Entries from a dataset
+ + +
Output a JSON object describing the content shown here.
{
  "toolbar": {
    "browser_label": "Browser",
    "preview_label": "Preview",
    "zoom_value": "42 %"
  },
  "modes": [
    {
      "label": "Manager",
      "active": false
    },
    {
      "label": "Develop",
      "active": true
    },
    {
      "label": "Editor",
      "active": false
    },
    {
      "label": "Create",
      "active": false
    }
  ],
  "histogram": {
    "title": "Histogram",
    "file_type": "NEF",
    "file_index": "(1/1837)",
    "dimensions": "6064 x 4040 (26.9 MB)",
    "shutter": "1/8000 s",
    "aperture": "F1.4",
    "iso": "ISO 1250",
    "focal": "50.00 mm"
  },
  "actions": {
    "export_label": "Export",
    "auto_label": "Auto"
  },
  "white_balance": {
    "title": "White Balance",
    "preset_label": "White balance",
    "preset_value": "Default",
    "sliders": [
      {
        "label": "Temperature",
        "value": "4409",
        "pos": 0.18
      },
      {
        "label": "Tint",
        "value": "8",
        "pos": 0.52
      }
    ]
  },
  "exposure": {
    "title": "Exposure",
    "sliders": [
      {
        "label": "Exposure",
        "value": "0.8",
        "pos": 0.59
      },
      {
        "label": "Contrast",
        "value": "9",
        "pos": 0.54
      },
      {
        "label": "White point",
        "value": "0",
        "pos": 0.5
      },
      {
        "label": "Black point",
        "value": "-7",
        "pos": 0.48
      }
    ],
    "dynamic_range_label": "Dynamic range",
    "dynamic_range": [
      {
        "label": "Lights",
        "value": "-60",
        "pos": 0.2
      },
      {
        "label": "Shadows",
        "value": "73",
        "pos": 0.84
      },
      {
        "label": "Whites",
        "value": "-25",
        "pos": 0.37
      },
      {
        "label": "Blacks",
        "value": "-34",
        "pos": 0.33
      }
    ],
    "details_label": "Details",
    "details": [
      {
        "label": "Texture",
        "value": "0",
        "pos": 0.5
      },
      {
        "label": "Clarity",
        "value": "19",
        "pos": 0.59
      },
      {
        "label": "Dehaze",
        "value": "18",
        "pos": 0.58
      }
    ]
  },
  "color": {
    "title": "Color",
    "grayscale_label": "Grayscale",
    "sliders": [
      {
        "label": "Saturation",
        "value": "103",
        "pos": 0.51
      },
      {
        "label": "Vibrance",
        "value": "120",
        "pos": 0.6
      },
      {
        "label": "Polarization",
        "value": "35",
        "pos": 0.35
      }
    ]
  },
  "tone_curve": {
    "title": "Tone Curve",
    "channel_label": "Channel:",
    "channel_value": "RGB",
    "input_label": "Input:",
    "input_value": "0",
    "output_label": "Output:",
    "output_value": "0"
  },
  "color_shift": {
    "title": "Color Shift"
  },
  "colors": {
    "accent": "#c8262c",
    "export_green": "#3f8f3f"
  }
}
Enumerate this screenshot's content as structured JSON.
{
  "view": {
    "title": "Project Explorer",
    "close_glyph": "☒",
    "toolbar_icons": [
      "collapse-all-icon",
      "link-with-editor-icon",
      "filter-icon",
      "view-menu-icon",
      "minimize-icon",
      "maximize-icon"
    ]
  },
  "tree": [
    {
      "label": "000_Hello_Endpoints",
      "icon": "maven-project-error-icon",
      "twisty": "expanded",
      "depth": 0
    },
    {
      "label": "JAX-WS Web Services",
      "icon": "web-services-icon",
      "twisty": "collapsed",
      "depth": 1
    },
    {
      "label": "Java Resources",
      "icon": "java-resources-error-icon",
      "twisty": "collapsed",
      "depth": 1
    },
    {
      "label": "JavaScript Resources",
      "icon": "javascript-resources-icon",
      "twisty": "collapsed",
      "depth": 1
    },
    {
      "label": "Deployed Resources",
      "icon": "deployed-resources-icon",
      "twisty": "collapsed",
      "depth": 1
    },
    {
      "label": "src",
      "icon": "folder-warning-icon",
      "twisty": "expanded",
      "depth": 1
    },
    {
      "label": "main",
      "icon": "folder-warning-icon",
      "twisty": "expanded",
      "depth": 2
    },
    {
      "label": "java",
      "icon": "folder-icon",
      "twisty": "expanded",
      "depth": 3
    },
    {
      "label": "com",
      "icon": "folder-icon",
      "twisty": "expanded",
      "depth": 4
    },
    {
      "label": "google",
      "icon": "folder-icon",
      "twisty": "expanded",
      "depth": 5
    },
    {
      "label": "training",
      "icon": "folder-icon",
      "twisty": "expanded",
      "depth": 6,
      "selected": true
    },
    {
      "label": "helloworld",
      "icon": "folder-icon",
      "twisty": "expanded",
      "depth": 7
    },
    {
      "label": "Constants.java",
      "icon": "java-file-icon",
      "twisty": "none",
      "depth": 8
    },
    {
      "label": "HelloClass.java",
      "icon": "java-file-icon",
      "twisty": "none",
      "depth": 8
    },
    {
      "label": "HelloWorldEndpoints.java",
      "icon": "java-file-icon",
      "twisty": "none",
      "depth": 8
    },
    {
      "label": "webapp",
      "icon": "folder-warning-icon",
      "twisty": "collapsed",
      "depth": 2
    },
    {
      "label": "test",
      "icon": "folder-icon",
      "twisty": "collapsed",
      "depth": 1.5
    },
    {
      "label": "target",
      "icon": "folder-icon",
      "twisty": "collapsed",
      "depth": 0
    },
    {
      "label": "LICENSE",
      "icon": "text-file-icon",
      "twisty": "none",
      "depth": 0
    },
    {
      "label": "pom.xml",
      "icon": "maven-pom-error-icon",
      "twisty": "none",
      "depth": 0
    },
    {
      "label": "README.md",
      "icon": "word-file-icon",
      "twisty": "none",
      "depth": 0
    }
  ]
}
+ + +
## Task requirements
Every record should be given again exactly.

## Solution
Output a JSON object describing the content shown here.
{
  "toolbar": {
    "browser_label": "Browser",
    "preview_label": "Preview",
    "zoom_value": "42 %"
  },
  "modes": [
    {
      "label": "Manager",
      "active": false
    },
    {
      "label": "Develop",
      "active": true
    },
    {
      "label": "Editor",
      "active": false
    },
    {
      "label": "Create",
      "active": false
    }
  ],
  "histogram": {
    "title": "Histogram",
    "file_type": "NEF",
    "file_index": "(1/1837)",
    "dimensions": "6064 x 4040 (26.9 MB)",
    "shutter": "1/8000 s",
    "aperture": "F1.4",
    "iso": "ISO 1250",
    "focal": "50.00 mm"
  },
  "actions": {
    "export_label": "Export",
    "auto_label": "Auto"
  },
  "white_balance": {
    "title": "White Balance",
    "preset_label": "White balance",
    "preset_value": "Default",
    "sliders": [
      {
        "label": "Temperature",
        "value": "4409",
        "pos": 0.18
      },
      {
        "label": "Tint",
        "value": "8",
        "pos": 0.52
      }
    ]
  },
  "exposure": {
    "title": "Exposure",
    "sliders": [
      {
        "label": "Exposure",
        "value": "0.8",
        "pos": 0.59
      },
      {
        "label": "Contrast",
        "value": "9",
        "pos": 0.54
      },
      {
        "label": "White point",
        "value": "0",
        "pos": 0.5
      },
      {
        "label": "Black point",
        "value": "-7",
        "pos": 0.48
      }
    ],
    "dynamic_range_label": "Dynamic range",
    "dynamic_range": [
      {
        "label": "Lights",
        "value": "-60",
        "pos": 0.2
      },
      {
        "label": "Shadows",
        "value": "73",
        "pos": 0.84
      },
      {
        "label": "Whites",
        "value": "-25",
        "pos": 0.37
      },
      {
        "label": "Blacks",
        "value": "-34",
        "pos": 0.33
      }
    ],
    "details_label": "Details",
    "details": [
      {
        "label": "Texture",
        "value": "0",
        "pos": 0.5
      },
      {
        "label": "Clarity",
        "value": "19",
        "pos": 0.59
      },
      {
        "label": "Dehaze",
        "value": "18",
        "pos": 0.58
      }
    ]
  },
  "color": {
    "title": "Color",
    "grayscale_label": "Grayscale",
    "sliders": [
      {
        "label": "Saturation",
        "value": "103",
        "pos": 0.51
      },
      {
        "label": "Vibrance",
        "value": "120",
        "pos": 0.6
      },
      {
        "label": "Polarization",
        "value": "35",
        "pos": 0.35
      }
    ]
  },
  "tone_curve": {
    "title": "Tone Curve",
    "channel_label": "Channel:",
    "channel_value": "RGB",
    "input_label": "Input:",
    "input_value": "0",
    "output_label": "Output:",
    "output_value": "0"
  },
  "color_shift": {
    "title": "Color Shift"
  },
  "colors": {
    "accent": "#c8262c",
    "export_green": "#3f8f3f"
  }
}
Enumerate this screenshot's content as structured JSON.
{
  "view": {
    "title": "Project Explorer",
    "close_glyph": "☒",
    "toolbar_icons": [
      "collapse-all-icon",
      "link-with-editor-icon",
      "filter-icon",
      "view-menu-icon",
      "minimize-icon",
      "maximize-icon"
    ]
  },
  "tree": [
    {
      "label": "000_Hello_Endpoints",
      "icon": "maven-project-error-icon",
      "twisty": "expanded",
      "depth": 0
    },
    {
      "label": "JAX-WS Web Services",
      "icon": "web-services-icon",
      "twisty": "collapsed",
      "depth": 1
    },
    {
      "label": "Java Resources",
      "icon": "java-resources-error-icon",
      "twisty": "collapsed",
      "depth": 1
    },
    {
      "label": "JavaScript Resources",
      "icon": "javascript-resources-icon",
      "twisty": "collapsed",
      "depth": 1
    },
    {
      "label": "Deployed Resources",
      "icon": "deployed-resources-icon",
      "twisty": "collapsed",
      "depth": 1
    },
    {
      "label": "src",
      "icon": "folder-warning-icon",
      "twisty": "expanded",
      "depth": 1
    },
    {
      "label": "main",
      "icon": "folder-warning-icon",
      "twisty": "expanded",
      "depth": 2
    },
    {
      "label": "java",
      "icon": "folder-icon",
      "twisty": "expanded",
      "depth": 3
    },
    {
      "label": "com",
      "icon": "folder-icon",
      "twisty": "expanded",
      "depth": 4
    },
    {
      "label": "google",
      "icon": "folder-icon",
      "twisty": "expanded",
      "depth": 5
    },
    {
      "label": "training",
      "icon": "folder-icon",
      "twisty": "expanded",
      "depth": 6,
      "selected": true
    },
    {
      "label": "helloworld",
      "icon": "folder-icon",
      "twisty": "expanded",
      "depth": 7
    },
    {
      "label": "Constants.java",
      "icon": "java-file-icon",
      "twisty": "none",
      "depth": 8
    },
    {
      "label": "HelloClass.java",
      "icon": "java-file-icon",
      "twisty": "none",
      "depth": 8
    },
    {
      "label": "HelloWorldEndpoints.java",
      "icon": "java-file-icon",
      "twisty": "none",
      "depth": 8
    },
    {
      "label": "webapp",
      "icon": "folder-warning-icon",
      "twisty": "collapsed",
      "depth": 2
    },
    {
      "label": "test",
      "icon": "folder-icon",
      "twisty": "collapsed",
      "depth": 1.5
    },
    {
      "label": "target",
      "icon": "folder-icon",
      "twisty": "collapsed",
      "depth": 0
    },
    {
      "label": "LICENSE",
      "icon": "text-file-icon",
      "twisty": "none",
      "depth": 0
    },
    {
      "label": "pom.xml",
      "icon": "maven-pom-error-icon",
      "twisty": "none",
      "depth": 0
    },
    {
      "label": "README.md",
      "icon": "word-file-icon",
      "twisty": "none",
      "depth": 0
    }
  ]
}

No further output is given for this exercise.